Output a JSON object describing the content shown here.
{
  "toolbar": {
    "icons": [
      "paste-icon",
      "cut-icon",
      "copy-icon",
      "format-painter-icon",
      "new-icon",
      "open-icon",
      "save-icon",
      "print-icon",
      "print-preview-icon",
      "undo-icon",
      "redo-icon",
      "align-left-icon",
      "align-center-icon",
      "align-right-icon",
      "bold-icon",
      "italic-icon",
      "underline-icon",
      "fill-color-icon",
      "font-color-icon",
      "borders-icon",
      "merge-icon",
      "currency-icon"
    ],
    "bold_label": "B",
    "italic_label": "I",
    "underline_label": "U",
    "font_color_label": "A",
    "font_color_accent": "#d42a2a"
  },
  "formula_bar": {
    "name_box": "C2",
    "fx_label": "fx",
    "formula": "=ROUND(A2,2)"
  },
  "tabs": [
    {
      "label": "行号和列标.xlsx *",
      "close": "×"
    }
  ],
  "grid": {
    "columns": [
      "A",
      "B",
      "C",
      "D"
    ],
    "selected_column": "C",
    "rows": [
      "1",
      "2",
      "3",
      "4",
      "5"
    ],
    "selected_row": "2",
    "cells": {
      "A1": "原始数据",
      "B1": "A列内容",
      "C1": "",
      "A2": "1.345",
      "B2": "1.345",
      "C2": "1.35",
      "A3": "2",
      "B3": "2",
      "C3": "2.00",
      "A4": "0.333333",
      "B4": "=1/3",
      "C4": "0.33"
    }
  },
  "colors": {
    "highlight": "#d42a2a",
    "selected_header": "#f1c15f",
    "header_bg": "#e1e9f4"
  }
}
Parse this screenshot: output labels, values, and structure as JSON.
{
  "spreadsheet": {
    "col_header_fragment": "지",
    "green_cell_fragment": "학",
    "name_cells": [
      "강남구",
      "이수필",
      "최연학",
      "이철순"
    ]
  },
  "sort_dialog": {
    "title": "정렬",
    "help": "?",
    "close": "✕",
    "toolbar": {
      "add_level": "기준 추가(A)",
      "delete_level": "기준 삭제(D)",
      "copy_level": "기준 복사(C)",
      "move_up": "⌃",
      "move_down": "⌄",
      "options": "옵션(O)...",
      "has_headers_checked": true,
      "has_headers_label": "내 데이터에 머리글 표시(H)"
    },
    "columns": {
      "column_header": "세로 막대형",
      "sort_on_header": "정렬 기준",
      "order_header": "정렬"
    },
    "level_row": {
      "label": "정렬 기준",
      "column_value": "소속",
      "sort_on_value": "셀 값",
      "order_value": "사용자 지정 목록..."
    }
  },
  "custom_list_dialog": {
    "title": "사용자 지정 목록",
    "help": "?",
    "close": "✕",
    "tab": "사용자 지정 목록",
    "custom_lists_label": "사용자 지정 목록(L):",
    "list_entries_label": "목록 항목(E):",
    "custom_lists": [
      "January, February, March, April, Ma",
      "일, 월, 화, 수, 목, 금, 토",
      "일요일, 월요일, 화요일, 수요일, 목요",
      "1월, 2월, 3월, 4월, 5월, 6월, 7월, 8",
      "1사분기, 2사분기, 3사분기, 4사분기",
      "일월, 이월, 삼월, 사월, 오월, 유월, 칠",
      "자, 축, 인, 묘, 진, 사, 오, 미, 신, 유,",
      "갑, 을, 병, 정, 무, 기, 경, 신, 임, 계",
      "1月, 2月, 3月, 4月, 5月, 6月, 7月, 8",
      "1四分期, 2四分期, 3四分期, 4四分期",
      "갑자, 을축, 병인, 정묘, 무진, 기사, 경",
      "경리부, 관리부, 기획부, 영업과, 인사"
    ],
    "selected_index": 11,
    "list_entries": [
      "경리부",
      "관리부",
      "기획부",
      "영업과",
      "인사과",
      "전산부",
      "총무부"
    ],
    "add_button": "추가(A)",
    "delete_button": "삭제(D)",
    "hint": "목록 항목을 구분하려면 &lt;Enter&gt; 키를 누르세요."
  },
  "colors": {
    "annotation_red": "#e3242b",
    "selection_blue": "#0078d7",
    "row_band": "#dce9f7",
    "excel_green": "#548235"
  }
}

Problem:
Every record should be repeated exactly; please leave none out.

Written response:
Output a JSON object describing the content shown here.
{
  "toolbar": {
    "icons": [
      "paste-icon",
      "cut-icon",
      "copy-icon",
      "format-painter-icon",
      "new-icon",
      "open-icon",
      "save-icon",
      "print-icon",
      "print-preview-icon",
      "undo-icon",
      "redo-icon",
      "align-left-icon",
      "align-center-icon",
      "align-right-icon",
      "bold-icon",
      "italic-icon",
      "underline-icon",
      "fill-color-icon",
      "font-color-icon",
      "borders-icon",
      "merge-icon",
      "currency-icon"
    ],
    "bold_label": "B",
    "italic_label": "I",
    "underline_label": "U",
    "font_color_label": "A",
    "font_color_accent": "#d42a2a"
  },
  "formula_bar": {
    "name_box": "C2",
    "fx_label": "fx",
    "formula": "=ROUND(A2,2)"
  },
  "tabs": [
    {
      "label": "行号和列标.xlsx *",
      "close": "×"
    }
  ],
  "grid": {
    "columns": [
      "A",
      "B",
      "C",
      "D"
    ],
    "selected_column": "C",
    "rows": [
      "1",
      "2",
      "3",
      "4",
      "5"
    ],
    "selected_row": "2",
    "cells": {
      "A1": "原始数据",
      "B1": "A列内容",
      "C1": "",
      "A2": "1.345",
      "B2": "1.345",
      "C2": "1.35",
      "A3": "2",
      "B3": "2",
      "C3": "2.00",
      "A4": "0.333333",
      "B4": "=1/3",
      "C4": "0.33"
    }
  },
  "colors": {
    "highlight": "#d42a2a",
    "selected_header": "#f1c15f",
    "header_bg": "#e1e9f4"
  }
}
Parse this screenshot: output labels, values, and structure as JSON.
{
  "spreadsheet": {
    "col_header_fragment": "지",
    "green_cell_fragment": "학",
    "name_cells": [
      "강남구",
      "이수필",
      "최연학",
      "이철순"
    ]
  },
  "sort_dialog": {
    "title": "정렬",
    "help": "?",
    "close": "✕",
    "toolbar": {
      "add_level": "기준 추가(A)",
      "delete_level": "기준 삭제(D)",
      "copy_level": "기준 복사(C)",
      "move_up": "⌃",
      "move_down": "⌄",
      "options": "옵션(O)...",
      "has_headers_checked": true,
      "has_headers_label": "내 데이터에 머리글 표시(H)"
    },
    "columns": {
      "column_header": "세로 막대형",
      "sort_on_header": "정렬 기준",
      "order_header": "정렬"
    },
    "level_row": {
      "label": "정렬 기준",
      "column_value": "소속",
      "sort_on_value": "셀 값",
      "order_value": "사용자 지정 목록..."
    }
  },
  "custom_list_dialog": {
    "title": "사용자 지정 목록",
    "help": "?",
    "close": "✕",
    "tab": "사용자 지정 목록",
    "custom_lists_label": "사용자 지정 목록(L):",
    "list_entries_label": "목록 항목(E):",
    "custom_lists": [
      "January, February, March, April, Ma",
      "일, 월, 화, 수, 목, 금, 토",
      "일요일, 월요일, 화요일, 수요일, 목요",
      "1월, 2월, 3월, 4월, 5월, 6월, 7월, 8",
      "1사분기, 2사분기, 3사분기, 4사분기",
      "일월, 이월, 삼월, 사월, 오월, 유월, 칠",
      "자, 축, 인, 묘, 진, 사, 오, 미, 신, 유,",
      "갑, 을, 병, 정, 무, 기, 경, 신, 임, 계",
      "1月, 2月, 3月, 4月, 5月, 6月, 7月, 8",
      "1四分期, 2四分期, 3四分期, 4四分期",
      "갑자, 을축, 병인, 정묘, 무진, 기사, 경",
      "경리부, 관리부, 기획부, 영업과, 인사"
    ],
    "selected_index": 11,
    "list_entries": [
      "경리부",
      "관리부",
      "기획부",
      "영업과",
      "인사과",
      "전산부",
      "총무부"
    ],
    "add_button": "추가(A)",
    "delete_button": "삭제(D)",
    "hint": "목록 항목을 구분하려면 &lt;Enter&gt; 키를 누르세요."
  },
  "colors": {
    "annotation_red": "#e3242b",
    "selection_blue": "#0078d7",
    "row_band": "#dce9f7",
    "excel_green": "#548235"
  }
}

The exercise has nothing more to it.